— Source data —
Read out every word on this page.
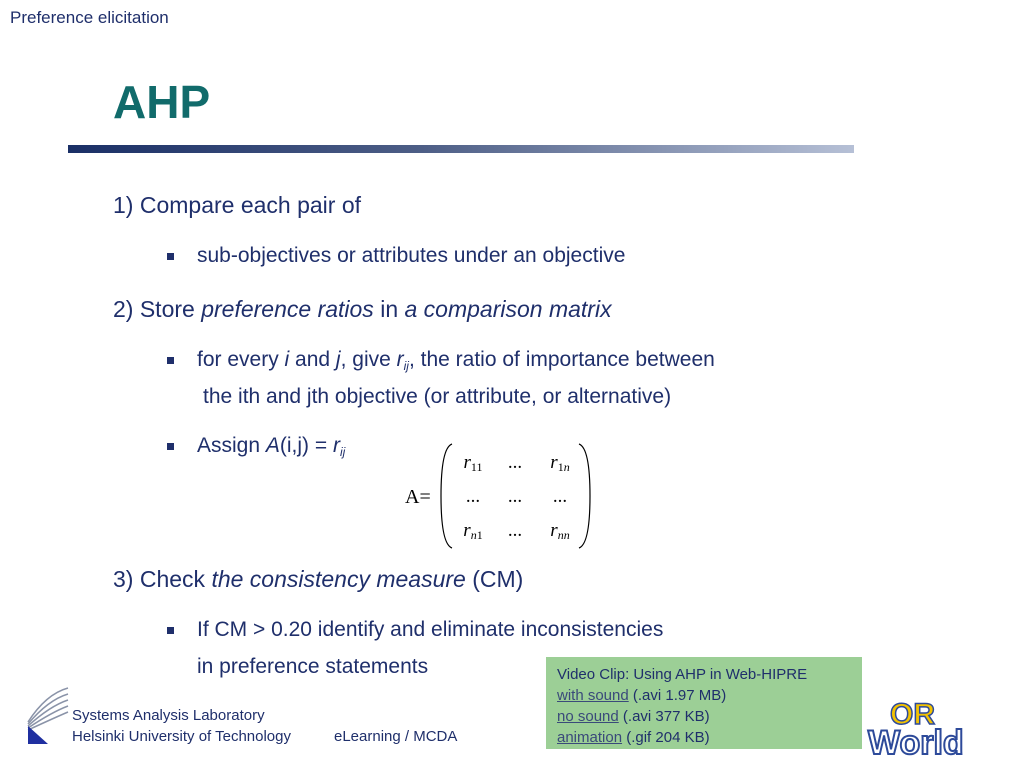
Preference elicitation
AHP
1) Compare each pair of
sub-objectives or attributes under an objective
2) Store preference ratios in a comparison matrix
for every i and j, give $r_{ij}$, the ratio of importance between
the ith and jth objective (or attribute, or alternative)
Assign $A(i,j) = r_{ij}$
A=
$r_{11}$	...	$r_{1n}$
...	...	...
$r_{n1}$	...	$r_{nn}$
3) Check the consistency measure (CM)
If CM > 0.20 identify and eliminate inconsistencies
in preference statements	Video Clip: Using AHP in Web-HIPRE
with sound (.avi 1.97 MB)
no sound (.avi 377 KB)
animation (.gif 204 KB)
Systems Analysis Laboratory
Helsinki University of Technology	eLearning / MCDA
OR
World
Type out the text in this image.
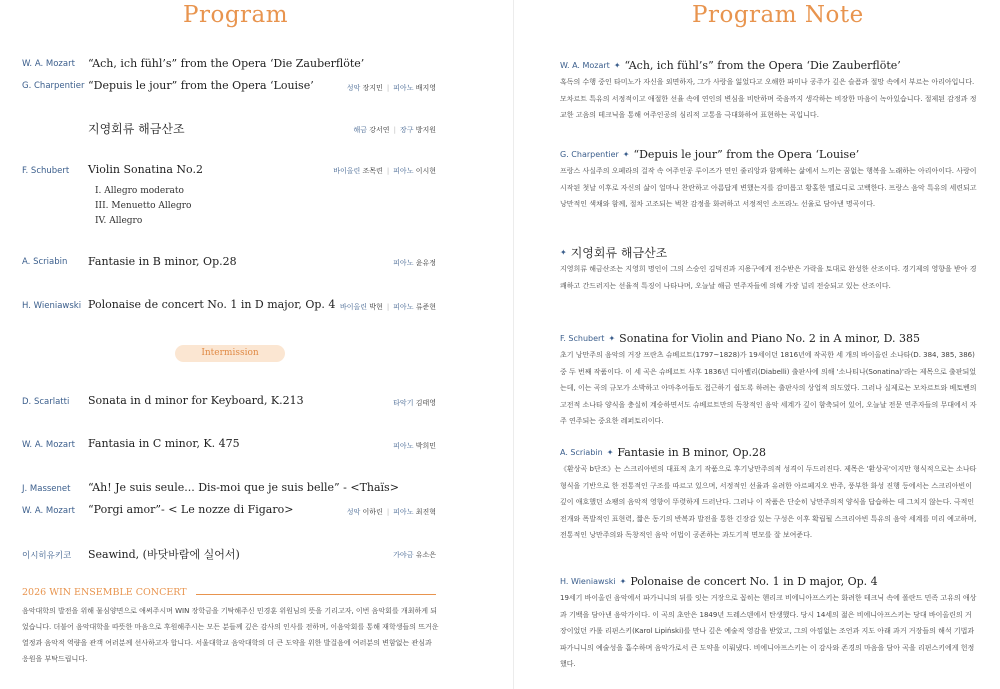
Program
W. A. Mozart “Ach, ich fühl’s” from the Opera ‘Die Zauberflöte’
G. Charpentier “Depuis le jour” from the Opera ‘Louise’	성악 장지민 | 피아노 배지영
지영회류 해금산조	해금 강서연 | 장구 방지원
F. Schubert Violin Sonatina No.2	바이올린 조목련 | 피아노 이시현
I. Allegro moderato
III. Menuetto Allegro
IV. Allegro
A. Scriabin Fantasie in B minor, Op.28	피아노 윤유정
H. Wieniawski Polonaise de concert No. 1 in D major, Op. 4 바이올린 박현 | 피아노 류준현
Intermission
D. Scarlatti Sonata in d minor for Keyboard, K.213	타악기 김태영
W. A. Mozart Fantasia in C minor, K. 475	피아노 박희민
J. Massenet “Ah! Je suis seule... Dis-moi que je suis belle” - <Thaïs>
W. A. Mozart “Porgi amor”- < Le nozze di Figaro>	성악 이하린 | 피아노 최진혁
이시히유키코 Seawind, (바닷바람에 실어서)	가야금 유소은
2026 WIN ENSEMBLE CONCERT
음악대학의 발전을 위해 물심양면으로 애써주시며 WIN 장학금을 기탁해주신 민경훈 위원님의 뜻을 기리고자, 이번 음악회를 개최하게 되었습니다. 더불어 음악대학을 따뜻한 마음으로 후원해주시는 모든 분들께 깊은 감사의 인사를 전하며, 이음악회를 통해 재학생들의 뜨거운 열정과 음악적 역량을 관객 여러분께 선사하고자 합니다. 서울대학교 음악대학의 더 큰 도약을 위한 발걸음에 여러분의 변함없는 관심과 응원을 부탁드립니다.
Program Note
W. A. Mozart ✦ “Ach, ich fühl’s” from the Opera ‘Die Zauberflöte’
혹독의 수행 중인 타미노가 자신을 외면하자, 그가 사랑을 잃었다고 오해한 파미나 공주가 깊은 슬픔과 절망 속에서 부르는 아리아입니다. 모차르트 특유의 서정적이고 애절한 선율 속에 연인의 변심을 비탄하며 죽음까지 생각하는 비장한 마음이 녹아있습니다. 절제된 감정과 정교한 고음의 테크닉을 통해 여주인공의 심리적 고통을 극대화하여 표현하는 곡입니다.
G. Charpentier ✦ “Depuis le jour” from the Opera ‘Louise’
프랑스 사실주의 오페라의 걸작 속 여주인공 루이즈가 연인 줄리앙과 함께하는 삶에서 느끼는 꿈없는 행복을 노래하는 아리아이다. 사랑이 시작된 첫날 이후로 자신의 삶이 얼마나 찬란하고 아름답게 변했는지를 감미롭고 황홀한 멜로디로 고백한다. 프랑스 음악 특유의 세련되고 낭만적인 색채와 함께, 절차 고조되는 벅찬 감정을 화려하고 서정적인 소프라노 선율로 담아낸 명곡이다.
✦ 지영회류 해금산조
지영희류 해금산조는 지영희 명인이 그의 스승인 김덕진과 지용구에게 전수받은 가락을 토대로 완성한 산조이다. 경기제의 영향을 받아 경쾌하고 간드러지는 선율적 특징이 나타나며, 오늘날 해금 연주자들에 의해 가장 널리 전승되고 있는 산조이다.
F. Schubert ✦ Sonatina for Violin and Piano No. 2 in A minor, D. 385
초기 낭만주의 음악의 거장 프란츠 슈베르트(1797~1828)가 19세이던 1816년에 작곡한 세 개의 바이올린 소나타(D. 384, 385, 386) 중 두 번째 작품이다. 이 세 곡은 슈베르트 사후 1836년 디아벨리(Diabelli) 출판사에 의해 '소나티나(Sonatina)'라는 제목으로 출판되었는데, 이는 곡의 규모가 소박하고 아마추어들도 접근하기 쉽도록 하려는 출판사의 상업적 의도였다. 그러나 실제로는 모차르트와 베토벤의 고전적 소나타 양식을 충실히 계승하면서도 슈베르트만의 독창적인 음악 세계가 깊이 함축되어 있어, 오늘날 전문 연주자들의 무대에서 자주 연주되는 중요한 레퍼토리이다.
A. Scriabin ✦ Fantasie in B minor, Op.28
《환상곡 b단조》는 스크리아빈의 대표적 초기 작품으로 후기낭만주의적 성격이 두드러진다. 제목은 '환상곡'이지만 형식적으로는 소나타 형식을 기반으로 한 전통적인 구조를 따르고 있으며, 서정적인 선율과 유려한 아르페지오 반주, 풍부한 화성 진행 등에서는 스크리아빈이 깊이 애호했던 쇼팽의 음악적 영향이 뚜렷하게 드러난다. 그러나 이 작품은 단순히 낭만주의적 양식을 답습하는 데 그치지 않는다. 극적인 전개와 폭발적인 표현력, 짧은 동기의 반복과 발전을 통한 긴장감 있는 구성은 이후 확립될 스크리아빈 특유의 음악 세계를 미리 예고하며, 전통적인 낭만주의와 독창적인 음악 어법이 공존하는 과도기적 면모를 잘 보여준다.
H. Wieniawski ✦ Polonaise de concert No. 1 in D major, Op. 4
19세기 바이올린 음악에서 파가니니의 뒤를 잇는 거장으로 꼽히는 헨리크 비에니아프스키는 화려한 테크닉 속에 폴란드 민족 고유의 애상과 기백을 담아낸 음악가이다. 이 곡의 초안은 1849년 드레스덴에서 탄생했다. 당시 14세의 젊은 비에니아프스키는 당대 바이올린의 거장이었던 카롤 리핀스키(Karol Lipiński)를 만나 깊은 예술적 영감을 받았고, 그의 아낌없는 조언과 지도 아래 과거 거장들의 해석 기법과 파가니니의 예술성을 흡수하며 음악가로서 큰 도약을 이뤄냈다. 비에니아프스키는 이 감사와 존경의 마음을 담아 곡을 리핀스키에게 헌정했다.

— Your objective —
Copy out every line in the listing where the word "Charpentier" appears.

— Written reply —
G. Charpentier “Depuis le jour” from the Opera ‘Louise’	성악 장지민 | 피아노 배지영
G. Charpentier ✦ “Depuis le jour” from the Opera ‘Louise’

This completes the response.